■ DATA FOR PROCESSING:
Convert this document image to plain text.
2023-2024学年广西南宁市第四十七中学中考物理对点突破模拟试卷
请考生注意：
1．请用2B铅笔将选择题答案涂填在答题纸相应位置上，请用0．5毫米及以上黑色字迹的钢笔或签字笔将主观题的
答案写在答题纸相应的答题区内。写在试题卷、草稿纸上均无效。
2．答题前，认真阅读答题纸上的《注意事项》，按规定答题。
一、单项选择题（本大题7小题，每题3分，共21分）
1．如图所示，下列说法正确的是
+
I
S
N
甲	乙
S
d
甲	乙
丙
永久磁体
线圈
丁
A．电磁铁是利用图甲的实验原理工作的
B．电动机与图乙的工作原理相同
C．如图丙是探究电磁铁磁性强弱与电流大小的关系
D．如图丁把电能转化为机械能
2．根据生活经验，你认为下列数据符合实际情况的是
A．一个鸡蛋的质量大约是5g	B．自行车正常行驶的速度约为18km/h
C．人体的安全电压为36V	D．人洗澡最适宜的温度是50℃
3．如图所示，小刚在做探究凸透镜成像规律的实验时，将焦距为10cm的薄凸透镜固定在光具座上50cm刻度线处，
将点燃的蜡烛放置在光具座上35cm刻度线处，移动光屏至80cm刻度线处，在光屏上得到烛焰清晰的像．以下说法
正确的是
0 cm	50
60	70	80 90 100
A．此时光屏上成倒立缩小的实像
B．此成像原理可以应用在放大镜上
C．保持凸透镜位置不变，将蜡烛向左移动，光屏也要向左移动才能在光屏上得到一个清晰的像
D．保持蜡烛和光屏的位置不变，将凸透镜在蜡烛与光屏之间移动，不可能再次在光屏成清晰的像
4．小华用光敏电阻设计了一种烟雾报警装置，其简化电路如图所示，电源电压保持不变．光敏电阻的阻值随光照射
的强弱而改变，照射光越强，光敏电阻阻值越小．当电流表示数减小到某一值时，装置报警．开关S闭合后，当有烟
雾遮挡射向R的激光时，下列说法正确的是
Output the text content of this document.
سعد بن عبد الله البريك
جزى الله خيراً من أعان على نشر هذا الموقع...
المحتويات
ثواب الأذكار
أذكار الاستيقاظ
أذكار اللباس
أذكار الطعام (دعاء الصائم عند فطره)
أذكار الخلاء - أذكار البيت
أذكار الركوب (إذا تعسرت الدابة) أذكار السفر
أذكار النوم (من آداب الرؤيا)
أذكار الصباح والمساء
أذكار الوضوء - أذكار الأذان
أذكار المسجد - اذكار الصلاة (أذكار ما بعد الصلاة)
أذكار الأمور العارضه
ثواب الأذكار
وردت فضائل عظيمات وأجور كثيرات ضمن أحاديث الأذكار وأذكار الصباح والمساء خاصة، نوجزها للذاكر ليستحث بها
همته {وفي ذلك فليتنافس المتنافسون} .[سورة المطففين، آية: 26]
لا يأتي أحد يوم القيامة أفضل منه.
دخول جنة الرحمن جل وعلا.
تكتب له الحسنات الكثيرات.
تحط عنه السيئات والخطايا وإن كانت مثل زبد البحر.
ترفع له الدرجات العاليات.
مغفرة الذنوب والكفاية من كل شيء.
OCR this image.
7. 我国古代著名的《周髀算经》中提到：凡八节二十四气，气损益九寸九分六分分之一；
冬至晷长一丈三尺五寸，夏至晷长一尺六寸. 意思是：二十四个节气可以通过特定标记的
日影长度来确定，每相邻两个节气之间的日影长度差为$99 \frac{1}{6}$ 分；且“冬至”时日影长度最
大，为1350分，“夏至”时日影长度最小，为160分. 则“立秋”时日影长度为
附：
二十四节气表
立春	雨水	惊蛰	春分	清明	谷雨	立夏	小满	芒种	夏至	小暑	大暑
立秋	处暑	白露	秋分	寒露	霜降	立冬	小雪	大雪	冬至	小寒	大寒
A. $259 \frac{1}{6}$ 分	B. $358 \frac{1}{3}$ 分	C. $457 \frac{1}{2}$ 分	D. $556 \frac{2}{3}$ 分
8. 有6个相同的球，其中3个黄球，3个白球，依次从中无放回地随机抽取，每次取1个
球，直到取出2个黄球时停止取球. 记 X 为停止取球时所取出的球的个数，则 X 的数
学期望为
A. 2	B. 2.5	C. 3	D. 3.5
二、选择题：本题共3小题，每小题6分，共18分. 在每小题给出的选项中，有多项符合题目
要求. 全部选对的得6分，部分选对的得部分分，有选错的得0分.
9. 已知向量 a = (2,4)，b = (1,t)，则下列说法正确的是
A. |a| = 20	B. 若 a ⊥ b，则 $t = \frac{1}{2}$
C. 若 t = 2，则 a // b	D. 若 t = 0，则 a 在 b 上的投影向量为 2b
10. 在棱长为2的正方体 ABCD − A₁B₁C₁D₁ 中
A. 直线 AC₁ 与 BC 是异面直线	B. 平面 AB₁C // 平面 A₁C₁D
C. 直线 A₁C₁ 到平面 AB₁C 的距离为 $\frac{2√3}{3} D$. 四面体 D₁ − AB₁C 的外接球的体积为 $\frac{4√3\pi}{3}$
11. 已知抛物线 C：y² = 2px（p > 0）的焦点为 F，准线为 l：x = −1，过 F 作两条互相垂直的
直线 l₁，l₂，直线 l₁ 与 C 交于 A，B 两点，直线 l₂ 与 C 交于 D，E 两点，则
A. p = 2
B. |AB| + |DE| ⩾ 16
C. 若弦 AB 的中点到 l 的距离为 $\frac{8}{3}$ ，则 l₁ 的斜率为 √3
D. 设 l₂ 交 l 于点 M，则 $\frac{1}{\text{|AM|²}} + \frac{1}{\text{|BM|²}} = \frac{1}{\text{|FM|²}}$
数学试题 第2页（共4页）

■ WHAT TO DO:
Considering only the records above, state the number of lines that include the word "text", with nothing added.

■ SOLUTION TO THIS TASK:
3